__WORKING DATA__:
(begin)

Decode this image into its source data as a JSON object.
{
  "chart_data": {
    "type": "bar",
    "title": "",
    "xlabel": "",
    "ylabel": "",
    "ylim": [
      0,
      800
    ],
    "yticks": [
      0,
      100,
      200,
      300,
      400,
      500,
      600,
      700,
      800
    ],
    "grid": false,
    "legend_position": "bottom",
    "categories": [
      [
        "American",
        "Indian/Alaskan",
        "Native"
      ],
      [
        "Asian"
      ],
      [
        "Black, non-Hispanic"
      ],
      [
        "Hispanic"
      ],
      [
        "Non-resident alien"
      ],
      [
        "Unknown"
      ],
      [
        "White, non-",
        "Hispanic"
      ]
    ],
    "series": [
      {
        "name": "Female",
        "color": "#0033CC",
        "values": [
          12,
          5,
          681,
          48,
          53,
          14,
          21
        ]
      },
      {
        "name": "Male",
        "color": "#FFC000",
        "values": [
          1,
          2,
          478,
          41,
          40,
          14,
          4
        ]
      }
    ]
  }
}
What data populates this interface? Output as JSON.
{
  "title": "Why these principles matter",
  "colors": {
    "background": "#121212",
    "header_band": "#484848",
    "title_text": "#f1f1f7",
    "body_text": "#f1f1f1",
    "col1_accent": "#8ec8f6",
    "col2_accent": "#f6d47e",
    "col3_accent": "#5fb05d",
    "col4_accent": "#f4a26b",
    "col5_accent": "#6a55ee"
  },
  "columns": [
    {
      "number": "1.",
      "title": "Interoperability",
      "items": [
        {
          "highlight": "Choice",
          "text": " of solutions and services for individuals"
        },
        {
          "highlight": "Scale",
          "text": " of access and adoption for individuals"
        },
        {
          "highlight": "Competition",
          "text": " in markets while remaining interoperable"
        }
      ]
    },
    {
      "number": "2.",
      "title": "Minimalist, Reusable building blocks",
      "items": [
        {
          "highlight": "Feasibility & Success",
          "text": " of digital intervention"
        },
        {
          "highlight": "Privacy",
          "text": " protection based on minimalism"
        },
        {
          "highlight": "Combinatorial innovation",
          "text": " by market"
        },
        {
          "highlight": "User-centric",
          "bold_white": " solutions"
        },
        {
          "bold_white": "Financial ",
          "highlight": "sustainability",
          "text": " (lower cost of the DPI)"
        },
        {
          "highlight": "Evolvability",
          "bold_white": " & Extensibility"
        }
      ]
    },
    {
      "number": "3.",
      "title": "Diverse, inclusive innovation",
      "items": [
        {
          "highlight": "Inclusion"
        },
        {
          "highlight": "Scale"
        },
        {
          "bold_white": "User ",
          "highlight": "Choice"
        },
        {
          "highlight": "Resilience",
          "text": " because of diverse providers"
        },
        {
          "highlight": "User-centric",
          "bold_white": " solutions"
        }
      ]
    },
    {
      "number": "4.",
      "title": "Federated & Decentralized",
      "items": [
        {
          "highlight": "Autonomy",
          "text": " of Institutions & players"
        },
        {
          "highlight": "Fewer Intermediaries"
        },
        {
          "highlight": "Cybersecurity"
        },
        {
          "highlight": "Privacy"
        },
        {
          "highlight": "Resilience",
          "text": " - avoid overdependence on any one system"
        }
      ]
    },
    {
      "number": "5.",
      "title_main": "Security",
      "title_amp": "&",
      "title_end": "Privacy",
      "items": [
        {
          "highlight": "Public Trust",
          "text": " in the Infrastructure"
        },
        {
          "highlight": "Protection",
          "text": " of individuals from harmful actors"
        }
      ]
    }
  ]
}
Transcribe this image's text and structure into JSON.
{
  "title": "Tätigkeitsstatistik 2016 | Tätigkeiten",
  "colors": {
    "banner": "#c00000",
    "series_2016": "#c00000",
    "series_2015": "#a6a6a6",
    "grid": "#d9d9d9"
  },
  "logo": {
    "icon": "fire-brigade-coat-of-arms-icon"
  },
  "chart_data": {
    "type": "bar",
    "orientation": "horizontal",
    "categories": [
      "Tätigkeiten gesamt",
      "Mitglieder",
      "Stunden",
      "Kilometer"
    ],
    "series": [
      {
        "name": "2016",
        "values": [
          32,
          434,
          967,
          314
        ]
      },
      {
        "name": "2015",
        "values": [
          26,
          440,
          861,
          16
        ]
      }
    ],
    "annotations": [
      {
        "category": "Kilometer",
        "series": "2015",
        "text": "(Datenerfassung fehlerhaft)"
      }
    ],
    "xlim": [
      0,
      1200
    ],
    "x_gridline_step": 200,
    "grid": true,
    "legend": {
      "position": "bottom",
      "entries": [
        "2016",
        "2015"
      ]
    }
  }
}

(end)

__YOUR INSTRUCTIONS__:
Transcribe every entry word for word.

__EXPECTED ANSWER__:
Decode this image into its source data as a JSON object.
{
  "chart_data": {
    "type": "bar",
    "title": "",
    "xlabel": "",
    "ylabel": "",
    "ylim": [
      0,
      800
    ],
    "yticks": [
      0,
      100,
      200,
      300,
      400,
      500,
      600,
      700,
      800
    ],
    "grid": false,
    "legend_position": "bottom",
    "categories": [
      [
        "American",
        "Indian/Alaskan",
        "Native"
      ],
      [
        "Asian"
      ],
      [
        "Black, non-Hispanic"
      ],
      [
        "Hispanic"
      ],
      [
        "Non-resident alien"
      ],
      [
        "Unknown"
      ],
      [
        "White, non-",
        "Hispanic"
      ]
    ],
    "series": [
      {
        "name": "Female",
        "color": "#0033CC",
        "values": [
          12,
          5,
          681,
          48,
          53,
          14,
          21
        ]
      },
      {
        "name": "Male",
        "color": "#FFC000",
        "values": [
          1,
          2,
          478,
          41,
          40,
          14,
          4
        ]
      }
    ]
  }
}
What data populates this interface? Output as JSON.
{
  "title": "Why these principles matter",
  "colors": {
    "background": "#121212",
    "header_band": "#484848",
    "title_text": "#f1f1f7",
    "body_text": "#f1f1f1",
    "col1_accent": "#8ec8f6",
    "col2_accent": "#f6d47e",
    "col3_accent": "#5fb05d",
    "col4_accent": "#f4a26b",
    "col5_accent": "#6a55ee"
  },
  "columns": [
    {
      "number": "1.",
      "title": "Interoperability",
      "items": [
        {
          "highlight": "Choice",
          "text": " of solutions and services for individuals"
        },
        {
          "highlight": "Scale",
          "text": " of access and adoption for individuals"
        },
        {
          "highlight": "Competition",
          "text": " in markets while remaining interoperable"
        }
      ]
    },
    {
      "number": "2.",
      "title": "Minimalist, Reusable building blocks",
      "items": [
        {
          "highlight": "Feasibility & Success",
          "text": " of digital intervention"
        },
        {
          "highlight": "Privacy",
          "text": " protection based on minimalism"
        },
        {
          "highlight": "Combinatorial innovation",
          "text": " by market"
        },
        {
          "highlight": "User-centric",
          "bold_white": " solutions"
        },
        {
          "bold_white": "Financial ",
          "highlight": "sustainability",
          "text": " (lower cost of the DPI)"
        },
        {
          "highlight": "Evolvability",
          "bold_white": " & Extensibility"
        }
      ]
    },
    {
      "number": "3.",
      "title": "Diverse, inclusive innovation",
      "items": [
        {
          "highlight": "Inclusion"
        },
        {
          "highlight": "Scale"
        },
        {
          "bold_white": "User ",
          "highlight": "Choice"
        },
        {
          "highlight": "Resilience",
          "text": " because of diverse providers"
        },
        {
          "highlight": "User-centric",
          "bold_white": " solutions"
        }
      ]
    },
    {
      "number": "4.",
      "title": "Federated & Decentralized",
      "items": [
        {
          "highlight": "Autonomy",
          "text": " of Institutions & players"
        },
        {
          "highlight": "Fewer Intermediaries"
        },
        {
          "highlight": "Cybersecurity"
        },
        {
          "highlight": "Privacy"
        },
        {
          "highlight": "Resilience",
          "text": " - avoid overdependence on any one system"
        }
      ]
    },
    {
      "number": "5.",
      "title_main": "Security",
      "title_amp": "&",
      "title_end": "Privacy",
      "items": [
        {
          "highlight": "Public Trust",
          "text": " in the Infrastructure"
        },
        {
          "highlight": "Protection",
          "text": " of individuals from harmful actors"
        }
      ]
    }
  ]
}
Transcribe this image's text and structure into JSON.
{
  "title": "Tätigkeitsstatistik 2016 | Tätigkeiten",
  "colors": {
    "banner": "#c00000",
    "series_2016": "#c00000",
    "series_2015": "#a6a6a6",
    "grid": "#d9d9d9"
  },
  "logo": {
    "icon": "fire-brigade-coat-of-arms-icon"
  },
  "chart_data": {
    "type": "bar",
    "orientation": "horizontal",
    "categories": [
      "Tätigkeiten gesamt",
      "Mitglieder",
      "Stunden",
      "Kilometer"
    ],
    "series": [
      {
        "name": "2016",
        "values": [
          32,
          434,
          967,
          314
        ]
      },
      {
        "name": "2015",
        "values": [
          26,
          440,
          861,
          16
        ]
      }
    ],
    "annotations": [
      {
        "category": "Kilometer",
        "series": "2015",
        "text": "(Datenerfassung fehlerhaft)"
      }
    ],
    "xlim": [
      0,
      1200
    ],
    "x_gridline_step": 200,
    "grid": true,
    "legend": {
      "position": "bottom",
      "entries": [
        "2016",
        "2015"
      ]
    }
  }
}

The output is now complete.